*Aim*
Using the listing below, select the lines with the word "lượng" and copy them.

---- Recorded information

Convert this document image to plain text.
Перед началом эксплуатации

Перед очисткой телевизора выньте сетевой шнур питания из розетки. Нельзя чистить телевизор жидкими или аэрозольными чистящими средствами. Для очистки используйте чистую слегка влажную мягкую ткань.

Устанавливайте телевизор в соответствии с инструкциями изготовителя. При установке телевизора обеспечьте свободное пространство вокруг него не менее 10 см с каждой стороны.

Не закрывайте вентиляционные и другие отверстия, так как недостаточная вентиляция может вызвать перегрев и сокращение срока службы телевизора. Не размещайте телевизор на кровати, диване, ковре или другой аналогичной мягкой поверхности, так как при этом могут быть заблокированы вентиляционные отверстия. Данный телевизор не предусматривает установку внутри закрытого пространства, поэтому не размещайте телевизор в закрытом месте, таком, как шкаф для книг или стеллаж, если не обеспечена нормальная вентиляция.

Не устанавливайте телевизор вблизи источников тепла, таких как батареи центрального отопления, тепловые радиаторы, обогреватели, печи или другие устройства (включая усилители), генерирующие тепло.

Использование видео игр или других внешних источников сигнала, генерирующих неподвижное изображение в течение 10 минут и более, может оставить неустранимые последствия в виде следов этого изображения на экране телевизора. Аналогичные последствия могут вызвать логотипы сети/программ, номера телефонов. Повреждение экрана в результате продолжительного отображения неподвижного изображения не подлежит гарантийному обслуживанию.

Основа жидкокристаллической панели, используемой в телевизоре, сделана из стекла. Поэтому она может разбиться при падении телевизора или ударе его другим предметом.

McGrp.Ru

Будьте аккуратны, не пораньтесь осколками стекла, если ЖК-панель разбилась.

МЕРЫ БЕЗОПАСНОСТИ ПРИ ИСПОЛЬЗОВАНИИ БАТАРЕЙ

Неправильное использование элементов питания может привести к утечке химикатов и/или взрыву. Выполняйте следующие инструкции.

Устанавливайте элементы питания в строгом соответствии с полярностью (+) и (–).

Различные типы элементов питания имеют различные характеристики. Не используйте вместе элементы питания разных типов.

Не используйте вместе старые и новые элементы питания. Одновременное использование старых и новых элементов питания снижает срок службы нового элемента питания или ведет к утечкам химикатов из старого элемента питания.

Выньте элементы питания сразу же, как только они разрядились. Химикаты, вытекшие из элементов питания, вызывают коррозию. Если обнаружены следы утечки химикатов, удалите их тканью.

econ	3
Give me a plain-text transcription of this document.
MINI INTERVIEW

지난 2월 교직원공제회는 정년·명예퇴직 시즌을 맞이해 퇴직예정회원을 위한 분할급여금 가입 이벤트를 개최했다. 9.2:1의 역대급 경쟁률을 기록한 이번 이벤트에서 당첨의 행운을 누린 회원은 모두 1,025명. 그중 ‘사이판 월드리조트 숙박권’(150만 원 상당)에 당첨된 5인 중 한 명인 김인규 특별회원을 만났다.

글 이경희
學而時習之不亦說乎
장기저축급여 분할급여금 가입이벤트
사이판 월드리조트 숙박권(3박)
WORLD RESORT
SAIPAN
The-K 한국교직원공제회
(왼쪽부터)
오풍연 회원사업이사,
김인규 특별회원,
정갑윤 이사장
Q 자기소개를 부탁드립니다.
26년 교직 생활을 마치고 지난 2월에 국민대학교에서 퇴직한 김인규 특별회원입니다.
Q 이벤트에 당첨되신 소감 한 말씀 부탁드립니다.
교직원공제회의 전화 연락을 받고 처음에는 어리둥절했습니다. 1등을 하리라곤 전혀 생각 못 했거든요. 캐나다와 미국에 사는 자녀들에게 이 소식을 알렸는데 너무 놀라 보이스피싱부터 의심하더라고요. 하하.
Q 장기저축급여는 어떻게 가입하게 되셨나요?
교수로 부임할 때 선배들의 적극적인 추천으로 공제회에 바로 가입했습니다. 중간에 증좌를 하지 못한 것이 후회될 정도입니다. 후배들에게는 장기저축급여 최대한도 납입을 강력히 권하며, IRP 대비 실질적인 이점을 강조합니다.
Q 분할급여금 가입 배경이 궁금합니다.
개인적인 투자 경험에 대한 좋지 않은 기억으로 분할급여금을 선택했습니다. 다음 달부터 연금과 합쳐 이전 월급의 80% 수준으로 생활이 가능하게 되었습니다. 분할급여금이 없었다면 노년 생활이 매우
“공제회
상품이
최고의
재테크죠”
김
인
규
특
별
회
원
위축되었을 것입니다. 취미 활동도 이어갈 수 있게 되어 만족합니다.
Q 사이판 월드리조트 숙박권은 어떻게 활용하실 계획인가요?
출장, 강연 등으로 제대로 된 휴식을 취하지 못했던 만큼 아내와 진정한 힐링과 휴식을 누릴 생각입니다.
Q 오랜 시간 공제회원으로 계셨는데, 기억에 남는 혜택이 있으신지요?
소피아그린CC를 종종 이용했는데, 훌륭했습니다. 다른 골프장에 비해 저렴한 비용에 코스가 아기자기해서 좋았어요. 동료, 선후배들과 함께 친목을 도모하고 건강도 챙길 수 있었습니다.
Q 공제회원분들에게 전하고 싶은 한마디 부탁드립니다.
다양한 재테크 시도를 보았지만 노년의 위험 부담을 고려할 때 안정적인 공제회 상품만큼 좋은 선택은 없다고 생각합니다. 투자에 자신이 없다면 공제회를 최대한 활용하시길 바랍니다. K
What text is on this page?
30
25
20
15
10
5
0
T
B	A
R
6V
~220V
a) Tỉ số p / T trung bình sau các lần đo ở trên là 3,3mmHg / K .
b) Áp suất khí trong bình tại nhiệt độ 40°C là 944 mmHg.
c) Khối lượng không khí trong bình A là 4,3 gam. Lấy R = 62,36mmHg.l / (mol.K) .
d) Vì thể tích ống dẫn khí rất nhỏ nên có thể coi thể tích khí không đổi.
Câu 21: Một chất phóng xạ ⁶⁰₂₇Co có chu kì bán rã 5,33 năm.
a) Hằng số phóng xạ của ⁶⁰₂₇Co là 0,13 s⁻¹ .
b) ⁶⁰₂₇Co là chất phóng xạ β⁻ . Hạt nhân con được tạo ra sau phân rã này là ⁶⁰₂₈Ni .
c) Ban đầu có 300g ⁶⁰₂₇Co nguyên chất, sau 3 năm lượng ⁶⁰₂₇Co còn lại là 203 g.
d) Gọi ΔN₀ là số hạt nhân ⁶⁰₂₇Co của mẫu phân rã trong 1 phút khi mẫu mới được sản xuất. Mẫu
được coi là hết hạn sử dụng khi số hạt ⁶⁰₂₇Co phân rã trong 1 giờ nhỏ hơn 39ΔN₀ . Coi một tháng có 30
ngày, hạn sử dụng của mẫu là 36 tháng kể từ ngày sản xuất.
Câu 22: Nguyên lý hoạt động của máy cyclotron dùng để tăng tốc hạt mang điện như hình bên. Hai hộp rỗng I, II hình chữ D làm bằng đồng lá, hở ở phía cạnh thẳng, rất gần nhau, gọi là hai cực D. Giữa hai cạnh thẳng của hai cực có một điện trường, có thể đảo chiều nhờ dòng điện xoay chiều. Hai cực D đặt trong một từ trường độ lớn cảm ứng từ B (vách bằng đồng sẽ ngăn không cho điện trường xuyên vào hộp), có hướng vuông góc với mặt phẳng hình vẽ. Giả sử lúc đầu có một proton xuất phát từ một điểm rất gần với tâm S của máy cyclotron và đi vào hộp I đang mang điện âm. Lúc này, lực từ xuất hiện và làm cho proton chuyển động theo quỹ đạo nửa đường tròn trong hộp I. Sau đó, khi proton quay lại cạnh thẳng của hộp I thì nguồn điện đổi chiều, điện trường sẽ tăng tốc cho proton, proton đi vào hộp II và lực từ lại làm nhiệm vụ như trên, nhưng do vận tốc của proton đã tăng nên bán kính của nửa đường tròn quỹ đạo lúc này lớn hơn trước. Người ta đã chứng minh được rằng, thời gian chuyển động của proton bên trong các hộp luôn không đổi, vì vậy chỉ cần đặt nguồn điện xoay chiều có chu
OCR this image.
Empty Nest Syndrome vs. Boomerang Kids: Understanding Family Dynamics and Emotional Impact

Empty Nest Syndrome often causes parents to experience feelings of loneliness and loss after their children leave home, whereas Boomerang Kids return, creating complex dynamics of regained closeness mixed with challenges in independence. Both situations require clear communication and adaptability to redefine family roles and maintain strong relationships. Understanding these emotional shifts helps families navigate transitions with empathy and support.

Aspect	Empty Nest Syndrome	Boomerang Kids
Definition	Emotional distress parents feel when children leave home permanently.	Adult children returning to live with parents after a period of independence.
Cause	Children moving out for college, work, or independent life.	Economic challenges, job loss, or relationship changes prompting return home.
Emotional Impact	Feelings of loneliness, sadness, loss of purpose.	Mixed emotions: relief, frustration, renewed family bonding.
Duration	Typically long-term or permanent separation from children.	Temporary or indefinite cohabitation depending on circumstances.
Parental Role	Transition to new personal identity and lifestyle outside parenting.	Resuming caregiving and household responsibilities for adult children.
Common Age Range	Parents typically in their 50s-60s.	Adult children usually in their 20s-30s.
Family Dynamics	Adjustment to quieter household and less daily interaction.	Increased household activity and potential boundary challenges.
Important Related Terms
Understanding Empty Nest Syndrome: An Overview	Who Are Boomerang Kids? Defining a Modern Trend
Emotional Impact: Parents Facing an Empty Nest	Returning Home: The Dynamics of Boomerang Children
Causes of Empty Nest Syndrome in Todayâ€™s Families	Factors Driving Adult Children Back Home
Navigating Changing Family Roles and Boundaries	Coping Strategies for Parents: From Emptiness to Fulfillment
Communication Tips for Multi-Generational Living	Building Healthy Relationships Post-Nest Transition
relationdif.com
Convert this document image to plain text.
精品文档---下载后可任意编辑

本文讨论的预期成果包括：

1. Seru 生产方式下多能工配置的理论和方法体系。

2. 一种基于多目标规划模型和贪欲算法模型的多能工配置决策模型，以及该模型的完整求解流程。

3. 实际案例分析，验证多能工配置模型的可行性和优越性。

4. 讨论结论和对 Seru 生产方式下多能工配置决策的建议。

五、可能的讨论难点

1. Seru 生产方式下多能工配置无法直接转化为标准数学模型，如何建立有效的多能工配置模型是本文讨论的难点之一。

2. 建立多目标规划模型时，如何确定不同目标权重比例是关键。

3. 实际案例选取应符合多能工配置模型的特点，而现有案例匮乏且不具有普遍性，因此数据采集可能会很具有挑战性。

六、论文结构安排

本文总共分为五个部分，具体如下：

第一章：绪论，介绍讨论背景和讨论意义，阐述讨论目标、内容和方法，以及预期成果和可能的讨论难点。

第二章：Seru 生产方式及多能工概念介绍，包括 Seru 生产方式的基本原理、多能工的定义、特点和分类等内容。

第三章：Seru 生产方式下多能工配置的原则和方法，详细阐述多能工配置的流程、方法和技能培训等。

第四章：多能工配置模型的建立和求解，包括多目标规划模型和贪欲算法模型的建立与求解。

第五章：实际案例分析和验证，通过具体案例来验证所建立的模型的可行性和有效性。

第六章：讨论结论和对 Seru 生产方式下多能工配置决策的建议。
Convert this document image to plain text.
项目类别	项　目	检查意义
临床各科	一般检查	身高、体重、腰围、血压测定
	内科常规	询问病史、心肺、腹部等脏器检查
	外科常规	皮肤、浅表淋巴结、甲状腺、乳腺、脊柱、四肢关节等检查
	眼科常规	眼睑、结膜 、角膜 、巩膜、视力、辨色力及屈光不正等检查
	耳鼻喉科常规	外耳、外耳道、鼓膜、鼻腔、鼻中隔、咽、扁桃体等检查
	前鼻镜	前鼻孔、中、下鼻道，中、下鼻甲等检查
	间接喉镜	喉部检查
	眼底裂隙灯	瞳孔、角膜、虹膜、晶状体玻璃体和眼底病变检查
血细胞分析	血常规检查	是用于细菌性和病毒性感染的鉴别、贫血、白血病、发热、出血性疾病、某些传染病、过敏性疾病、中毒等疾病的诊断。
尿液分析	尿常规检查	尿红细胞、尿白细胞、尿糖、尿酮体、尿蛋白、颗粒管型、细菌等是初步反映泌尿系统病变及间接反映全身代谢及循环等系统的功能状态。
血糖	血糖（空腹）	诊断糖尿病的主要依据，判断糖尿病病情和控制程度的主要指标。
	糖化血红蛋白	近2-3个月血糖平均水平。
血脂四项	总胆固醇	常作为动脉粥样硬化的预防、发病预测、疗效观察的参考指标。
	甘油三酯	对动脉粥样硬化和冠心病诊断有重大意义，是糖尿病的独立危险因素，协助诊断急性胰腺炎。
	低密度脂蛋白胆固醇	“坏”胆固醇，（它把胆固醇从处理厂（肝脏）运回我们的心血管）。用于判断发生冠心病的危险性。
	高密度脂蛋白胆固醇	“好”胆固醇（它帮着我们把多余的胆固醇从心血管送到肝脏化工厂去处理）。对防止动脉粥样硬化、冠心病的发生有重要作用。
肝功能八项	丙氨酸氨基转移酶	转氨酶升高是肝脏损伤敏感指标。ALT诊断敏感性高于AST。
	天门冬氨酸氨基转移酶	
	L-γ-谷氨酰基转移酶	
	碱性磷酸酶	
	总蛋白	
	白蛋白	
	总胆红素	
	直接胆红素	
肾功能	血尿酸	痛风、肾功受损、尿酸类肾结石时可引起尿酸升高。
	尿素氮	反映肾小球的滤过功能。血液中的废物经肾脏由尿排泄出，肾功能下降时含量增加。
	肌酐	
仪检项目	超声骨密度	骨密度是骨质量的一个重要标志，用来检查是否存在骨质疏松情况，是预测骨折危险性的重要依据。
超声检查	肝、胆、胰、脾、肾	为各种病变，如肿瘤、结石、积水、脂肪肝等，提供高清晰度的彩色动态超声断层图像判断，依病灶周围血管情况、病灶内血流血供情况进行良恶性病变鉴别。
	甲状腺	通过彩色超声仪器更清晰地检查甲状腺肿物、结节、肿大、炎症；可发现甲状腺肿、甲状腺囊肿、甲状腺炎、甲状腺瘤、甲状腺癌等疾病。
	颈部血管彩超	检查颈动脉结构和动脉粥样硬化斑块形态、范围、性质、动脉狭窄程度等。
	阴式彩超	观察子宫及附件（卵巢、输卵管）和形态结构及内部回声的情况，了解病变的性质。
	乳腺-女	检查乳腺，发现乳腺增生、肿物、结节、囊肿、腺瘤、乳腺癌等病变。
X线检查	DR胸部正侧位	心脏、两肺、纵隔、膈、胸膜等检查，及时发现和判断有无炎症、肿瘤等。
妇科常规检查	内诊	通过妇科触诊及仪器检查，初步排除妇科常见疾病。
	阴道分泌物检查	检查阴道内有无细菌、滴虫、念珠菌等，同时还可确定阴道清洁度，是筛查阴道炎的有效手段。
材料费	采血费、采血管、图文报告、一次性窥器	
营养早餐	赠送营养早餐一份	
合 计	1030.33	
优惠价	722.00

--------

*Solved problem*
c) Khối lượng không khí trong bình A là 4,3 gam. Lấy R = 62,36mmHg.l / (mol.K) .
c) Ban đầu có 300g ⁶⁰₂₇Co nguyên chất, sau 3 năm lượng ⁶⁰₂₇Co còn lại là 203 g.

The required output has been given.